EXERCISE DESCRIPTION —
Output every entry exactly as written.

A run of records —
%%

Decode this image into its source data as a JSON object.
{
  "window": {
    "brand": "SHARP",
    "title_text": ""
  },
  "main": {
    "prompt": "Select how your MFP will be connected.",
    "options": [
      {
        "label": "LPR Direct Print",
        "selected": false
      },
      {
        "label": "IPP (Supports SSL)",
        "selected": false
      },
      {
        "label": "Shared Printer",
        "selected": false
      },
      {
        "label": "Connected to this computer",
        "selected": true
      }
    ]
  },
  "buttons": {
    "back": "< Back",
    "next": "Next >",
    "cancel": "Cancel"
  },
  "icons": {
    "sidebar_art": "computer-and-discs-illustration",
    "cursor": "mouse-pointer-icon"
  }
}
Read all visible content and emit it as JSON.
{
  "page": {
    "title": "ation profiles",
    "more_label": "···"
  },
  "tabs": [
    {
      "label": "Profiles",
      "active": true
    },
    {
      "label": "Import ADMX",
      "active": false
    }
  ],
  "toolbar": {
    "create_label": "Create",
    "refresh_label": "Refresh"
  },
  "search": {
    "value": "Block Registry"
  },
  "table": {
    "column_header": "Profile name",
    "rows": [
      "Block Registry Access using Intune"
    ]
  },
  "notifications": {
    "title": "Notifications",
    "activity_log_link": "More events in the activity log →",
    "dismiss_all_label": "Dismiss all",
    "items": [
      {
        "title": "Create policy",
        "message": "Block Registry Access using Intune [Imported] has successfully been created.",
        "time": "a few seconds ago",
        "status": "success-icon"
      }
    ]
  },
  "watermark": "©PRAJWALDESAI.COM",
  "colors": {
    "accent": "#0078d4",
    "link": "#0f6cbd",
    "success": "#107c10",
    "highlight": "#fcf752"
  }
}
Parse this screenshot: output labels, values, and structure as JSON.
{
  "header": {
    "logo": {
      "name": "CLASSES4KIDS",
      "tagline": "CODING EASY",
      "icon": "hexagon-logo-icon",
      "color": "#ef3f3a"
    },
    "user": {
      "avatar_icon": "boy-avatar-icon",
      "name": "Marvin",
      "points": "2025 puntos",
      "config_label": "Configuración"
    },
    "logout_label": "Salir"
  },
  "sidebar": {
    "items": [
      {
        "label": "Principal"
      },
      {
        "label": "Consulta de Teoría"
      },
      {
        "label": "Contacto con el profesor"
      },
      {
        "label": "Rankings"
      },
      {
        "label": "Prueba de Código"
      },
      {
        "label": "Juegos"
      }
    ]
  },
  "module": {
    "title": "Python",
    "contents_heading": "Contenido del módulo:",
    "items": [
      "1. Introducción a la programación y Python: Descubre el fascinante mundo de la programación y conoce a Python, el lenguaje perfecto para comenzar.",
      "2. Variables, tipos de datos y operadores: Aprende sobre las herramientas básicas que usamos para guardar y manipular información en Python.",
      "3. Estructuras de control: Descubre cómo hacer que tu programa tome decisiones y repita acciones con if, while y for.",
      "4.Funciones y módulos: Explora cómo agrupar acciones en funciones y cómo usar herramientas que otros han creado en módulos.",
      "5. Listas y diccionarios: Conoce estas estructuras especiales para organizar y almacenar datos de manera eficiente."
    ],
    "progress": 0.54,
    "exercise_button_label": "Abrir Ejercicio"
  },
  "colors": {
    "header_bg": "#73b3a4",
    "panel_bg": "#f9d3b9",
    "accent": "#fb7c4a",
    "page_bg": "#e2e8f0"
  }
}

%%

COMPLETE OUTPUT —
Decode this image into its source data as a JSON object.
{
  "window": {
    "brand": "SHARP",
    "title_text": ""
  },
  "main": {
    "prompt": "Select how your MFP will be connected.",
    "options": [
      {
        "label": "LPR Direct Print",
        "selected": false
      },
      {
        "label": "IPP (Supports SSL)",
        "selected": false
      },
      {
        "label": "Shared Printer",
        "selected": false
      },
      {
        "label": "Connected to this computer",
        "selected": true
      }
    ]
  },
  "buttons": {
    "back": "< Back",
    "next": "Next >",
    "cancel": "Cancel"
  },
  "icons": {
    "sidebar_art": "computer-and-discs-illustration",
    "cursor": "mouse-pointer-icon"
  }
}
Read all visible content and emit it as JSON.
{
  "page": {
    "title": "ation profiles",
    "more_label": "···"
  },
  "tabs": [
    {
      "label": "Profiles",
      "active": true
    },
    {
      "label": "Import ADMX",
      "active": false
    }
  ],
  "toolbar": {
    "create_label": "Create",
    "refresh_label": "Refresh"
  },
  "search": {
    "value": "Block Registry"
  },
  "table": {
    "column_header": "Profile name",
    "rows": [
      "Block Registry Access using Intune"
    ]
  },
  "notifications": {
    "title": "Notifications",
    "activity_log_link": "More events in the activity log →",
    "dismiss_all_label": "Dismiss all",
    "items": [
      {
        "title": "Create policy",
        "message": "Block Registry Access using Intune [Imported] has successfully been created.",
        "time": "a few seconds ago",
        "status": "success-icon"
      }
    ]
  },
  "watermark": "©PRAJWALDESAI.COM",
  "colors": {
    "accent": "#0078d4",
    "link": "#0f6cbd",
    "success": "#107c10",
    "highlight": "#fcf752"
  }
}
Parse this screenshot: output labels, values, and structure as JSON.
{
  "header": {
    "logo": {
      "name": "CLASSES4KIDS",
      "tagline": "CODING EASY",
      "icon": "hexagon-logo-icon",
      "color": "#ef3f3a"
    },
    "user": {
      "avatar_icon": "boy-avatar-icon",
      "name": "Marvin",
      "points": "2025 puntos",
      "config_label": "Configuración"
    },
    "logout_label": "Salir"
  },
  "sidebar": {
    "items": [
      {
        "label": "Principal"
      },
      {
        "label": "Consulta de Teoría"
      },
      {
        "label": "Contacto con el profesor"
      },
      {
        "label": "Rankings"
      },
      {
        "label": "Prueba de Código"
      },
      {
        "label": "Juegos"
      }
    ]
  },
  "module": {
    "title": "Python",
    "contents_heading": "Contenido del módulo:",
    "items": [
      "1. Introducción a la programación y Python: Descubre el fascinante mundo de la programación y conoce a Python, el lenguaje perfecto para comenzar.",
      "2. Variables, tipos de datos y operadores: Aprende sobre las herramientas básicas que usamos para guardar y manipular información en Python.",
      "3. Estructuras de control: Descubre cómo hacer que tu programa tome decisiones y repita acciones con if, while y for.",
      "4.Funciones y módulos: Explora cómo agrupar acciones en funciones y cómo usar herramientas que otros han creado en módulos.",
      "5. Listas y diccionarios: Conoce estas estructuras especiales para organizar y almacenar datos de manera eficiente."
    ],
    "progress": 0.54,
    "exercise_button_label": "Abrir Ejercicio"
  },
  "colors": {
    "header_bg": "#73b3a4",
    "panel_bg": "#f9d3b9",
    "accent": "#fb7c4a",
    "page_bg": "#e2e8f0"
  }
}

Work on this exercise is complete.